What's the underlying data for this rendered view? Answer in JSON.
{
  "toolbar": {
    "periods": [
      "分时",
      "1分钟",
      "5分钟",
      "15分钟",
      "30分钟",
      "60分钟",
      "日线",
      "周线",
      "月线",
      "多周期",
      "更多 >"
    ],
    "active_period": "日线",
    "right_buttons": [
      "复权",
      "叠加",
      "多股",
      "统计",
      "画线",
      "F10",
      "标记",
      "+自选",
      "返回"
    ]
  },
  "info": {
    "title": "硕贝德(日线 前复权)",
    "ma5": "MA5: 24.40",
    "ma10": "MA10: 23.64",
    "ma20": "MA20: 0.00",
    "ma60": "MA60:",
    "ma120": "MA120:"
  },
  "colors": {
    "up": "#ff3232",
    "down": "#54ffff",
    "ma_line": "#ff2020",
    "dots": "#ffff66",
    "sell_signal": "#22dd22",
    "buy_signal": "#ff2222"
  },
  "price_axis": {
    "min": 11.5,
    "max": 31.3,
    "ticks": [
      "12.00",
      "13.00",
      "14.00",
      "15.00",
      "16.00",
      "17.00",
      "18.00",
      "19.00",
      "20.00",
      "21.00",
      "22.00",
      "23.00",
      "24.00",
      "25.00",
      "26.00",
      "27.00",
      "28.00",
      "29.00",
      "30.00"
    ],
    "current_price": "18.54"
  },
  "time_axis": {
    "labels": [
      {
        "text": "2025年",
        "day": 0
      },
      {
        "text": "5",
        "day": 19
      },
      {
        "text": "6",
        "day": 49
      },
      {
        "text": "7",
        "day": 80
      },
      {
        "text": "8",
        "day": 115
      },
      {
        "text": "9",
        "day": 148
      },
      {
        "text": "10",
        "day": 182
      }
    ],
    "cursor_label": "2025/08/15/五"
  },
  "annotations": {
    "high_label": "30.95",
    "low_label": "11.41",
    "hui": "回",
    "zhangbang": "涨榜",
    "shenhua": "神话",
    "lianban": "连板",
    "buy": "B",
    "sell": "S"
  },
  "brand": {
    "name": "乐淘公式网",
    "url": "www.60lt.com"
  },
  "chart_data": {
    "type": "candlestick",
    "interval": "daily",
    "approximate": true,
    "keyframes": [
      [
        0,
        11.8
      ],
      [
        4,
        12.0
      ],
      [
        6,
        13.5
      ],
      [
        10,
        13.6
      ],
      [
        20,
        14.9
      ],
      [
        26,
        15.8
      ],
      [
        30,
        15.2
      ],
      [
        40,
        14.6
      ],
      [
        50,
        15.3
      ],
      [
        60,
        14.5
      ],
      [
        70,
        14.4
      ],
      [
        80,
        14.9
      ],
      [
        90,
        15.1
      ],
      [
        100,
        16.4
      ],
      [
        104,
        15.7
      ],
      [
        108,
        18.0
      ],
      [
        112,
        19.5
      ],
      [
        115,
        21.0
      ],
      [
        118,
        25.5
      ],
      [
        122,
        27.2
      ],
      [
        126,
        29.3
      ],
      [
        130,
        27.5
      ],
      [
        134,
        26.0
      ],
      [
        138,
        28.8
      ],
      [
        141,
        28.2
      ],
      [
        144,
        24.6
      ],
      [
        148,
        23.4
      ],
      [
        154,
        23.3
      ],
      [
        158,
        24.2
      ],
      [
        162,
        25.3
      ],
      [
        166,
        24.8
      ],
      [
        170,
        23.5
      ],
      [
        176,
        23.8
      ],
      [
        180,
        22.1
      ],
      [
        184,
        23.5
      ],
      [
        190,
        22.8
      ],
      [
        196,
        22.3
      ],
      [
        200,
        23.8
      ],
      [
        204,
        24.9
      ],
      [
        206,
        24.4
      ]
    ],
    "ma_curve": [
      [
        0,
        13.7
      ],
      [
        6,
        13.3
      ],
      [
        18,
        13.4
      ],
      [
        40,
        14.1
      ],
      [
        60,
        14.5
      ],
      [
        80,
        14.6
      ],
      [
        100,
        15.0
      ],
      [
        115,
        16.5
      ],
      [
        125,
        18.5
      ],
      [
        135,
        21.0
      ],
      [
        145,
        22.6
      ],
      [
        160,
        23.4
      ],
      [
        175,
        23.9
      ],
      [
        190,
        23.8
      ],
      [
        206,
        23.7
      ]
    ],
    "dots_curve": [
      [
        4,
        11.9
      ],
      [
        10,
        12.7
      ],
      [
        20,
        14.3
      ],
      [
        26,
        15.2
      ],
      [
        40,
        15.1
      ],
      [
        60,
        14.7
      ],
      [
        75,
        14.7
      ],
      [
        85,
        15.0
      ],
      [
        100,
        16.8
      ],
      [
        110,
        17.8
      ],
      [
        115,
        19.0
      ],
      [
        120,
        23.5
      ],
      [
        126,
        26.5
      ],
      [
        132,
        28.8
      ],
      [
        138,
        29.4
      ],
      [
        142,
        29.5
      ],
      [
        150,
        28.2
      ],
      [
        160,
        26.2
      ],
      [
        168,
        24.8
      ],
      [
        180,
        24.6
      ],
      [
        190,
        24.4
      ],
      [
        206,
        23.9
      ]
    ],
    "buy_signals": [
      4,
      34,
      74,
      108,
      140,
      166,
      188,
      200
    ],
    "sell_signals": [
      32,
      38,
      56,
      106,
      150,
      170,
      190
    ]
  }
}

Exercise objective — Print out the whole listing exactly as it appears.

Result of this exercise —
What's the underlying data for this rendered view? Answer in JSON.
{
  "toolbar": {
    "periods": [
      "分时",
      "1分钟",
      "5分钟",
      "15分钟",
      "30分钟",
      "60分钟",
      "日线",
      "周线",
      "月线",
      "多周期",
      "更多 >"
    ],
    "active_period": "日线",
    "right_buttons": [
      "复权",
      "叠加",
      "多股",
      "统计",
      "画线",
      "F10",
      "标记",
      "+自选",
      "返回"
    ]
  },
  "info": {
    "title": "硕贝德(日线 前复权)",
    "ma5": "MA5: 24.40",
    "ma10": "MA10: 23.64",
    "ma20": "MA20: 0.00",
    "ma60": "MA60:",
    "ma120": "MA120:"
  },
  "colors": {
    "up": "#ff3232",
    "down": "#54ffff",
    "ma_line": "#ff2020",
    "dots": "#ffff66",
    "sell_signal": "#22dd22",
    "buy_signal": "#ff2222"
  },
  "price_axis": {
    "min": 11.5,
    "max": 31.3,
    "ticks": [
      "12.00",
      "13.00",
      "14.00",
      "15.00",
      "16.00",
      "17.00",
      "18.00",
      "19.00",
      "20.00",
      "21.00",
      "22.00",
      "23.00",
      "24.00",
      "25.00",
      "26.00",
      "27.00",
      "28.00",
      "29.00",
      "30.00"
    ],
    "current_price": "18.54"
  },
  "time_axis": {
    "labels": [
      {
        "text": "2025年",
        "day": 0
      },
      {
        "text": "5",
        "day": 19
      },
      {
        "text": "6",
        "day": 49
      },
      {
        "text": "7",
        "day": 80
      },
      {
        "text": "8",
        "day": 115
      },
      {
        "text": "9",
        "day": 148
      },
      {
        "text": "10",
        "day": 182
      }
    ],
    "cursor_label": "2025/08/15/五"
  },
  "annotations": {
    "high_label": "30.95",
    "low_label": "11.41",
    "hui": "回",
    "zhangbang": "涨榜",
    "shenhua": "神话",
    "lianban": "连板",
    "buy": "B",
    "sell": "S"
  },
  "brand": {
    "name": "乐淘公式网",
    "url": "www.60lt.com"
  },
  "chart_data": {
    "type": "candlestick",
    "interval": "daily",
    "approximate": true,
    "keyframes": [
      [
        0,
        11.8
      ],
      [
        4,
        12.0
      ],
      [
        6,
        13.5
      ],
      [
        10,
        13.6
      ],
      [
        20,
        14.9
      ],
      [
        26,
        15.8
      ],
      [
        30,
        15.2
      ],
      [
        40,
        14.6
      ],
      [
        50,
        15.3
      ],
      [
        60,
        14.5
      ],
      [
        70,
        14.4
      ],
      [
        80,
        14.9
      ],
      [
        90,
        15.1
      ],
      [
        100,
        16.4
      ],
      [
        104,
        15.7
      ],
      [
        108,
        18.0
      ],
      [
        112,
        19.5
      ],
      [
        115,
        21.0
      ],
      [
        118,
        25.5
      ],
      [
        122,
        27.2
      ],
      [
        126,
        29.3
      ],
      [
        130,
        27.5
      ],
      [
        134,
        26.0
      ],
      [
        138,
        28.8
      ],
      [
        141,
        28.2
      ],
      [
        144,
        24.6
      ],
      [
        148,
        23.4
      ],
      [
        154,
        23.3
      ],
      [
        158,
        24.2
      ],
      [
        162,
        25.3
      ],
      [
        166,
        24.8
      ],
      [
        170,
        23.5
      ],
      [
        176,
        23.8
      ],
      [
        180,
        22.1
      ],
      [
        184,
        23.5
      ],
      [
        190,
        22.8
      ],
      [
        196,
        22.3
      ],
      [
        200,
        23.8
      ],
      [
        204,
        24.9
      ],
      [
        206,
        24.4
      ]
    ],
    "ma_curve": [
      [
        0,
        13.7
      ],
      [
        6,
        13.3
      ],
      [
        18,
        13.4
      ],
      [
        40,
        14.1
      ],
      [
        60,
        14.5
      ],
      [
        80,
        14.6
      ],
      [
        100,
        15.0
      ],
      [
        115,
        16.5
      ],
      [
        125,
        18.5
      ],
      [
        135,
        21.0
      ],
      [
        145,
        22.6
      ],
      [
        160,
        23.4
      ],
      [
        175,
        23.9
      ],
      [
        190,
        23.8
      ],
      [
        206,
        23.7
      ]
    ],
    "dots_curve": [
      [
        4,
        11.9
      ],
      [
        10,
        12.7
      ],
      [
        20,
        14.3
      ],
      [
        26,
        15.2
      ],
      [
        40,
        15.1
      ],
      [
        60,
        14.7
      ],
      [
        75,
        14.7
      ],
      [
        85,
        15.0
      ],
      [
        100,
        16.8
      ],
      [
        110,
        17.8
      ],
      [
        115,
        19.0
      ],
      [
        120,
        23.5
      ],
      [
        126,
        26.5
      ],
      [
        132,
        28.8
      ],
      [
        138,
        29.4
      ],
      [
        142,
        29.5
      ],
      [
        150,
        28.2
      ],
      [
        160,
        26.2
      ],
      [
        168,
        24.8
      ],
      [
        180,
        24.6
      ],
      [
        190,
        24.4
      ],
      [
        206,
        23.9
      ]
    ],
    "buy_signals": [
      4,
      34,
      74,
      108,
      140,
      166,
      188,
      200
    ],
    "sell_signals": [
      32,
      38,
      56,
      106,
      150,
      170,
      190
    ]
  }
}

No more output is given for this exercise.